* _Given request_
Restate the full listing word for word and leave the pictures out.

* _Dataset rows_
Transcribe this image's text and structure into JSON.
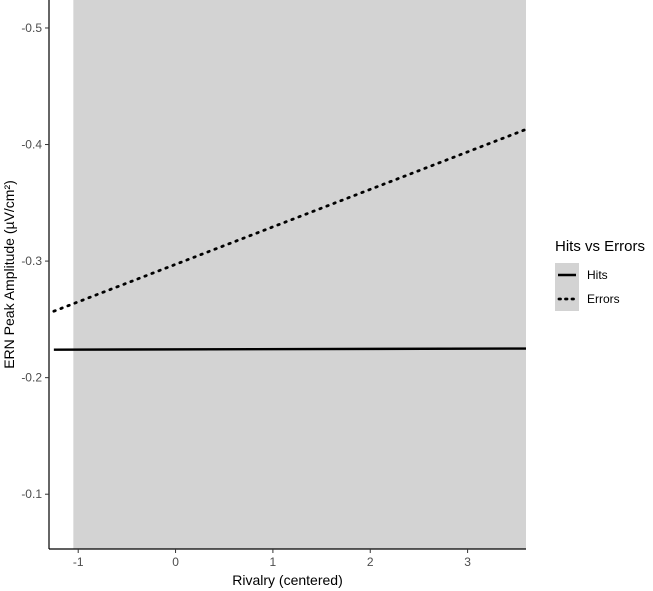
{
  "chart_data": {
    "type": "line",
    "title": "",
    "xlabel": "Rivalry (centered)",
    "ylabel": "ERN Peak Amplitude (µV/cm²)",
    "xlim": [
      -1.3,
      3.6
    ],
    "ylim": [
      -0.053,
      -0.524
    ],
    "y_reversed": true,
    "x_ticks": [
      -1,
      0,
      1,
      2,
      3
    ],
    "x_tick_labels": [
      "-1",
      "0",
      "1",
      "2",
      "3"
    ],
    "y_ticks": [
      -0.1,
      -0.2,
      -0.3,
      -0.4,
      -0.5
    ],
    "y_tick_labels": [
      "-0.1",
      "-0.2",
      "-0.3",
      "-0.4",
      "-0.5"
    ],
    "shaded_region": {
      "x_from": -1.05,
      "x_to": 3.6,
      "color": "#d3d3d3"
    },
    "grid": false,
    "legend": {
      "title": "Hits vs Errors",
      "position": "right",
      "background": "#d3d3d3"
    },
    "series": [
      {
        "name": "Hits",
        "style": "solid",
        "color": "#000000",
        "x": [
          -1.25,
          3.6
        ],
        "y": [
          -0.224,
          -0.225
        ]
      },
      {
        "name": "Errors",
        "style": "dotted",
        "color": "#000000",
        "x": [
          -1.25,
          3.6
        ],
        "y": [
          -0.257,
          -0.413
        ]
      }
    ]
  }
}
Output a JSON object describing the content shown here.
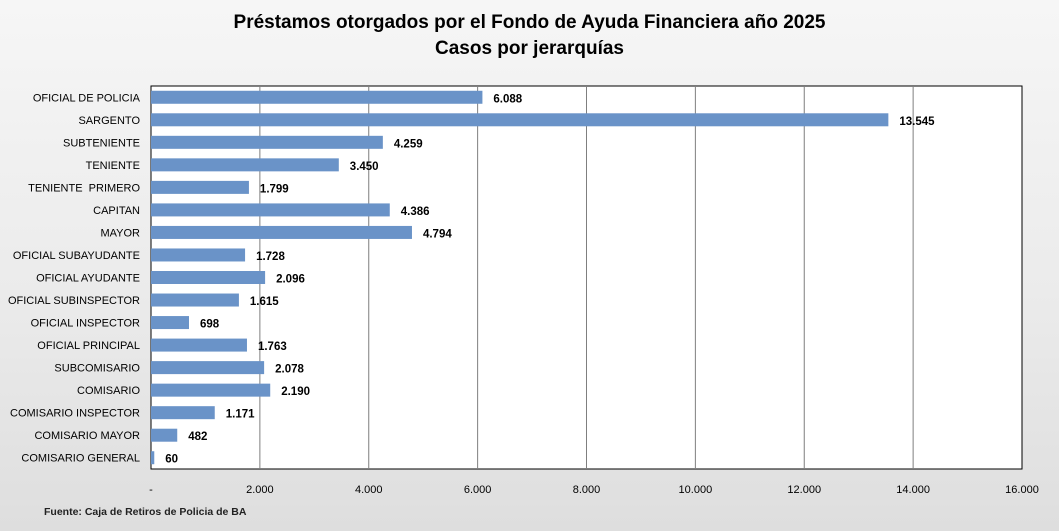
{
  "chart_data": {
    "type": "bar",
    "orientation": "horizontal",
    "title": "Préstamos otorgados por el Fondo de Ayuda Financiera año 2025",
    "subtitle": "Casos por jerarquías",
    "categories": [
      "OFICIAL DE POLICIA",
      "SARGENTO",
      "SUBTENIENTE",
      "TENIENTE",
      "TENIENTE  PRIMERO",
      "CAPITAN",
      "MAYOR",
      "OFICIAL SUBAYUDANTE",
      "OFICIAL AYUDANTE",
      "OFICIAL SUBINSPECTOR",
      "OFICIAL INSPECTOR",
      "OFICIAL PRINCIPAL",
      "SUBCOMISARIO",
      "COMISARIO",
      "COMISARIO INSPECTOR",
      "COMISARIO MAYOR",
      "COMISARIO GENERAL"
    ],
    "values": [
      6088,
      13545,
      4259,
      3450,
      1799,
      4386,
      4794,
      1728,
      2096,
      1615,
      698,
      1763,
      2078,
      2190,
      1171,
      482,
      60
    ],
    "value_labels": [
      "6.088",
      "13.545",
      "4.259",
      "3.450",
      "1.799",
      "4.386",
      "4.794",
      "1.728",
      "2.096",
      "1.615",
      "698",
      "1.763",
      "2.078",
      "2.190",
      "1.171",
      "482",
      "60"
    ],
    "xlim": [
      0,
      16000
    ],
    "x_ticks": [
      0,
      2000,
      4000,
      6000,
      8000,
      10000,
      12000,
      14000,
      16000
    ],
    "x_tick_labels": [
      "-",
      "2.000",
      "4.000",
      "6.000",
      "8.000",
      "10.000",
      "12.000",
      "14.000",
      "16.000"
    ],
    "xlabel": "",
    "ylabel": "",
    "grid": "vertical",
    "legend": "none",
    "bar_color": "#6a93c8"
  },
  "source": "Fuente: Caja de Retiros de Policia de BA"
}
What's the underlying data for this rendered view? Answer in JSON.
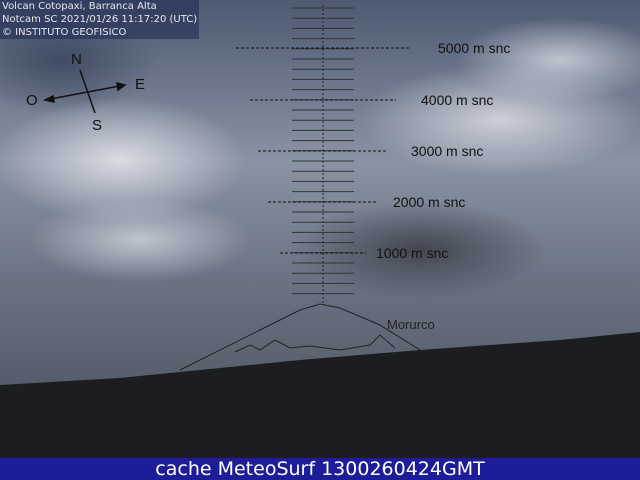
{
  "overlay": {
    "line1": "Volcan Cotopaxi, Barranca Alta",
    "line2": "Notcam SC 2021/01/26 11:17:20 (UTC)",
    "line3": "© INSTITUTO GEOFISICO"
  },
  "compass": {
    "north": "N",
    "south": "S",
    "east": "E",
    "west": "O"
  },
  "altitude_labels": [
    "5000 m snc",
    "4000 m snc",
    "3000 m snc",
    "2000 m snc",
    "1000 m snc"
  ],
  "peak_label": "Morurco",
  "footer": {
    "text": "cache MeteoSurf 1300260424GMT",
    "background": "#1d1d9a"
  }
}
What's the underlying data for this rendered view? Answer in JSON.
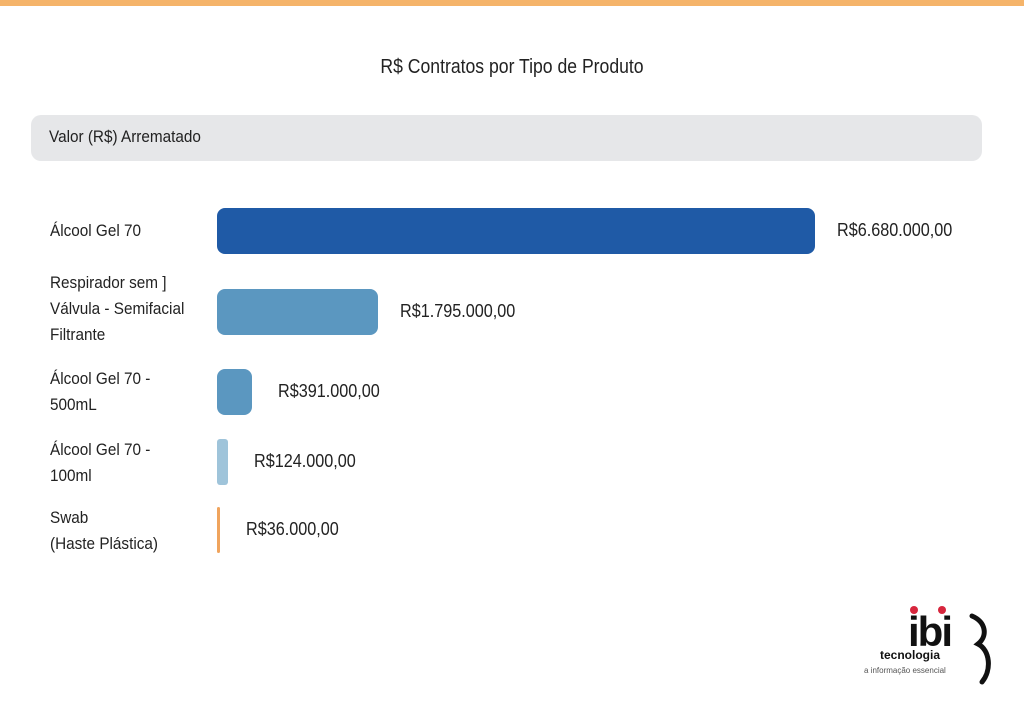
{
  "chart_data": {
    "type": "bar",
    "orientation": "horizontal",
    "title": "R$ Contratos por Tipo de Produto",
    "series_header": "Valor (R$) Arrematado",
    "categories": [
      "Álcool Gel 70",
      "Respirador sem ]\nVálvula - Semifacial\nFiltrante",
      "Álcool Gel 70 -\n500mL",
      "Álcool Gel 70 -\n100ml",
      "Swab\n(Haste Plástica)"
    ],
    "values": [
      6680000,
      1795000,
      391000,
      124000,
      36000
    ],
    "value_labels": [
      "R$6.680.000,00",
      "R$1.795.000,00",
      "R$391.000,00",
      "R$124.000,00",
      "R$36.000,00"
    ],
    "bar_colors": [
      "#1f5aa6",
      "#5b97c0",
      "#5b97c0",
      "#9fc4da",
      "#f0a45d"
    ],
    "grid": false
  },
  "colors": {
    "accent": "#f5b46a",
    "header_bg": "#e6e7e9"
  },
  "logo": {
    "brand": "ibi",
    "subtitle": "tecnologia",
    "tagline": "a informação essencial"
  }
}
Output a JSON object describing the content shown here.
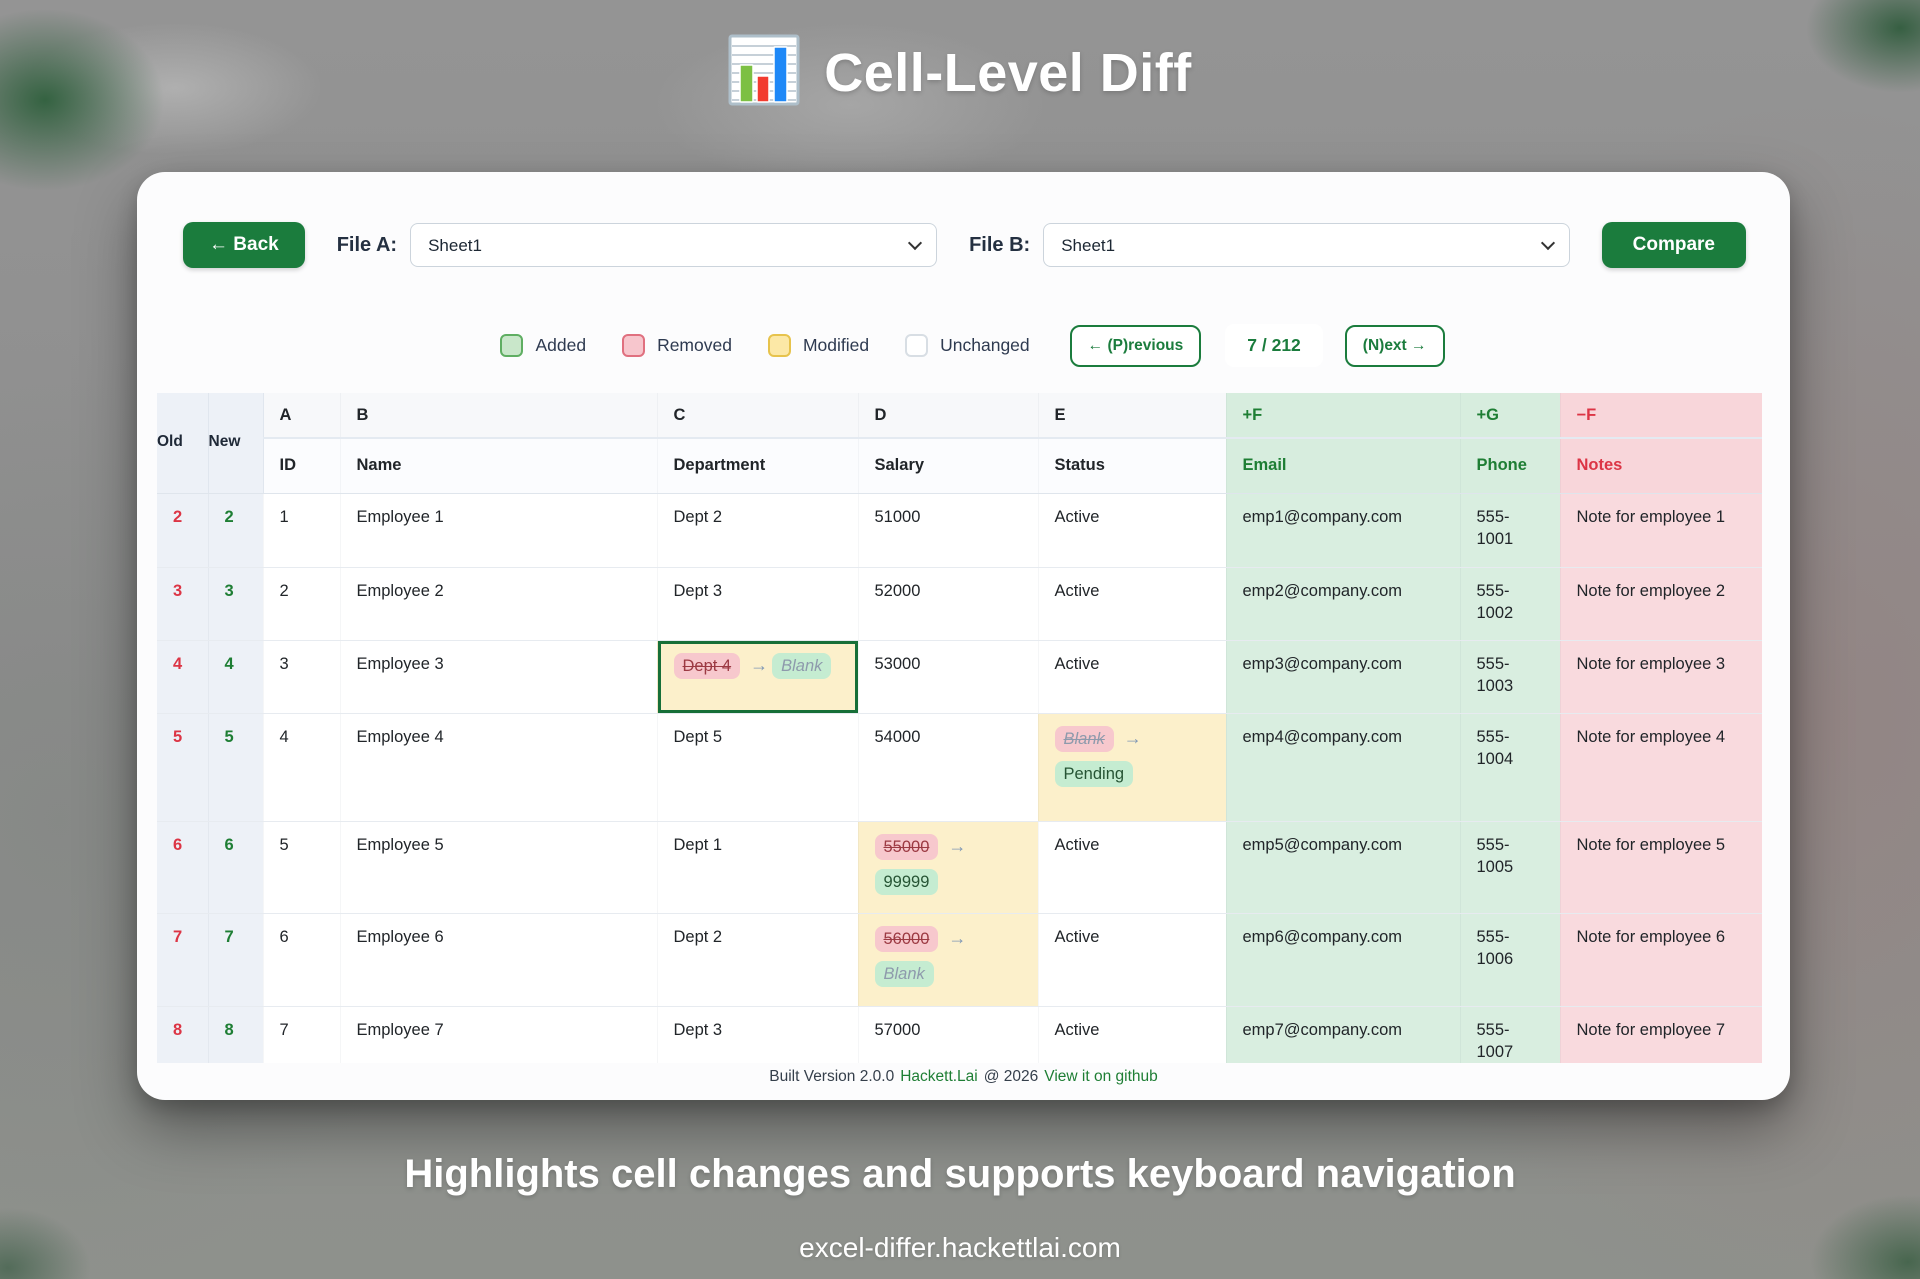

* _Written answer_
Transcribe this image's text and structure into JSON.
{
  "chart_data": {
    "type": "line",
    "title": "",
    "xlabel": "Rivalry (centered)",
    "ylabel": "ERN Peak Amplitude (µV/cm²)",
    "xlim": [
      -1.3,
      3.6
    ],
    "ylim": [
      -0.053,
      -0.524
    ],
    "y_reversed": true,
    "x_ticks": [
      -1,
      0,
      1,
      2,
      3
    ],
    "x_tick_labels": [
      "-1",
      "0",
      "1",
      "2",
      "3"
    ],
    "y_ticks": [
      -0.1,
      -0.2,
      -0.3,
      -0.4,
      -0.5
    ],
    "y_tick_labels": [
      "-0.1",
      "-0.2",
      "-0.3",
      "-0.4",
      "-0.5"
    ],
    "shaded_region": {
      "x_from": -1.05,
      "x_to": 3.6,
      "color": "#d3d3d3"
    },
    "grid": false,
    "legend": {
      "title": "Hits vs Errors",
      "position": "right",
      "background": "#d3d3d3"
    },
    "series": [
      {
        "name": "Hits",
        "style": "solid",
        "color": "#000000",
        "x": [
          -1.25,
          3.6
        ],
        "y": [
          -0.224,
          -0.225
        ]
      },
      {
        "name": "Errors",
        "style": "dotted",
        "color": "#000000",
        "x": [
          -1.25,
          3.6
        ],
        "y": [
          -0.257,
          -0.413
        ]
      }
    ]
  }
}
Output a JSON object describing the content shown here.
{
  "chart_data": {
    "type": "bar",
    "orientation": "horizontal",
    "title": "Préstamos otorgados por el Fondo de Ayuda Financiera año 2025",
    "subtitle": "Casos por jerarquías",
    "categories": [
      "OFICIAL DE POLICIA",
      "SARGENTO",
      "SUBTENIENTE",
      "TENIENTE",
      "TENIENTE  PRIMERO",
      "CAPITAN",
      "MAYOR",
      "OFICIAL SUBAYUDANTE",
      "OFICIAL AYUDANTE",
      "OFICIAL SUBINSPECTOR",
      "OFICIAL INSPECTOR",
      "OFICIAL PRINCIPAL",
      "SUBCOMISARIO",
      "COMISARIO",
      "COMISARIO INSPECTOR",
      "COMISARIO MAYOR",
      "COMISARIO GENERAL"
    ],
    "values": [
      6088,
      13545,
      4259,
      3450,
      1799,
      4386,
      4794,
      1728,
      2096,
      1615,
      698,
      1763,
      2078,
      2190,
      1171,
      482,
      60
    ],
    "value_labels": [
      "6.088",
      "13.545",
      "4.259",
      "3.450",
      "1.799",
      "4.386",
      "4.794",
      "1.728",
      "2.096",
      "1.615",
      "698",
      "1.763",
      "2.078",
      "2.190",
      "1.171",
      "482",
      "60"
    ],
    "xlim": [
      0,
      16000
    ],
    "x_ticks": [
      0,
      2000,
      4000,
      6000,
      8000,
      10000,
      12000,
      14000,
      16000
    ],
    "x_tick_labels": [
      "-",
      "2.000",
      "4.000",
      "6.000",
      "8.000",
      "10.000",
      "12.000",
      "14.000",
      "16.000"
    ],
    "xlabel": "",
    "ylabel": "",
    "grid": "vertical",
    "legend": "none",
    "bar_color": "#6a93c8"
  },
  "source": "Fuente: Caja de Retiros de Policia de BA"
}
What's the underlying data for this rendered view? Answer in JSON.
{
  "overlay": {
    "line1": "Volcan Cotopaxi, Barranca Alta",
    "line2": "Notcam SC 2021/01/26 11:17:20 (UTC)",
    "line3": "© INSTITUTO GEOFISICO"
  },
  "compass": {
    "north": "N",
    "south": "S",
    "east": "E",
    "west": "O"
  },
  "altitude_labels": [
    "5000 m snc",
    "4000 m snc",
    "3000 m snc",
    "2000 m snc",
    "1000 m snc"
  ],
  "peak_label": "Morurco",
  "footer": {
    "text": "cache MeteoSurf 1300260424GMT",
    "background": "#1d1d9a"
  }
}
What's the underlying data for this rendered view? Answer in JSON.
{
  "chart_data": {
    "type": "bar",
    "orientation": "horizontal",
    "title": "R$ Contratos por Tipo de Produto",
    "series_header": "Valor (R$) Arrematado",
    "categories": [
      "Álcool Gel 70",
      "Respirador sem ]\nVálvula - Semifacial\nFiltrante",
      "Álcool Gel 70 -\n500mL",
      "Álcool Gel 70 -\n100ml",
      "Swab\n(Haste Plástica)"
    ],
    "values": [
      6680000,
      1795000,
      391000,
      124000,
      36000
    ],
    "value_labels": [
      "R$6.680.000,00",
      "R$1.795.000,00",
      "R$391.000,00",
      "R$124.000,00",
      "R$36.000,00"
    ],
    "bar_colors": [
      "#1f5aa6",
      "#5b97c0",
      "#5b97c0",
      "#9fc4da",
      "#f0a45d"
    ],
    "grid": false
  },
  "colors": {
    "accent": "#f5b46a",
    "header_bg": "#e6e7e9"
  },
  "logo": {
    "brand": "ibi",
    "subtitle": "tecnologia",
    "tagline": "a informação essencial"
  }
}
Output a JSON object describing the content shown here.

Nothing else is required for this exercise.